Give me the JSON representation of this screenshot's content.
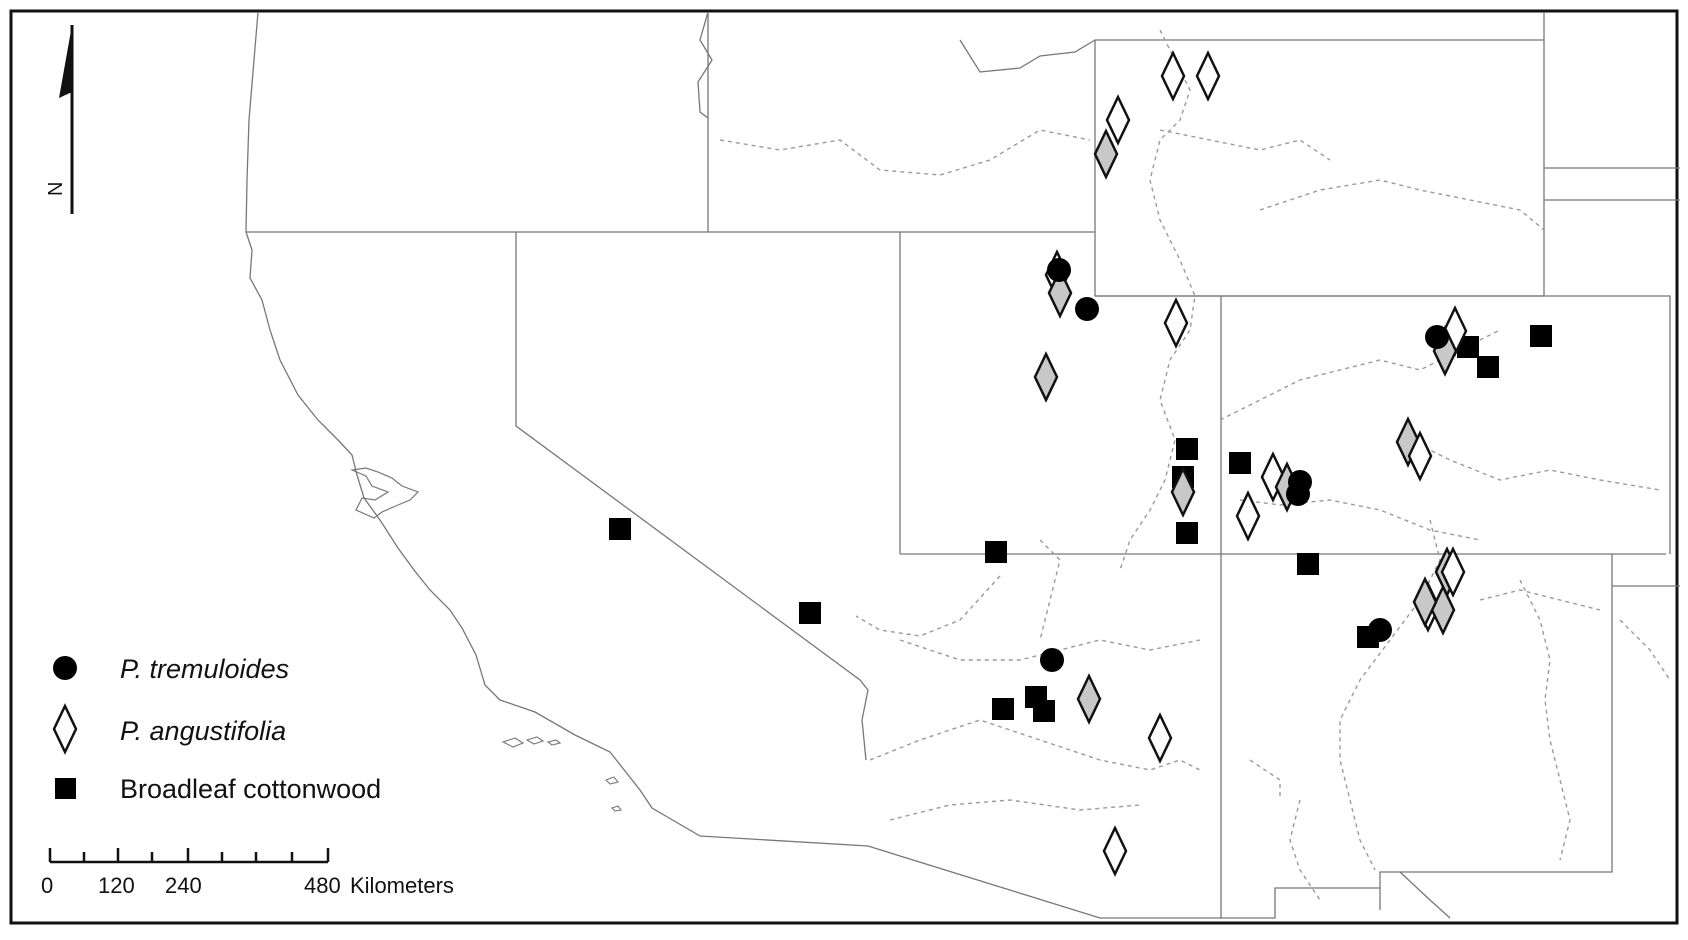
{
  "north_arrow": {
    "label": "N"
  },
  "legend": {
    "items": [
      {
        "symbol": "circle",
        "label": "P. tremuloides",
        "italic": true
      },
      {
        "symbol": "diamond",
        "label": "P. angustifolia",
        "italic": true
      },
      {
        "symbol": "square",
        "label": "Broadleaf cottonwood",
        "italic": false
      }
    ]
  },
  "scale_bar": {
    "ticks": [
      "0",
      "120",
      "240",
      "480"
    ],
    "unit": "Kilometers"
  },
  "colors": {
    "border": "#777777",
    "river": "#9a9a9a",
    "marker_dark": "#000000",
    "diamond_gray": "#c8c8c8",
    "frame": "#111111"
  }
}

▶ **Given exercise**
Which lines contain the word "symbol"? Copy each one.

▶ **Solution to this exercise**
        "symbol": "circle",
        "symbol": "diamond",
        "symbol": "square",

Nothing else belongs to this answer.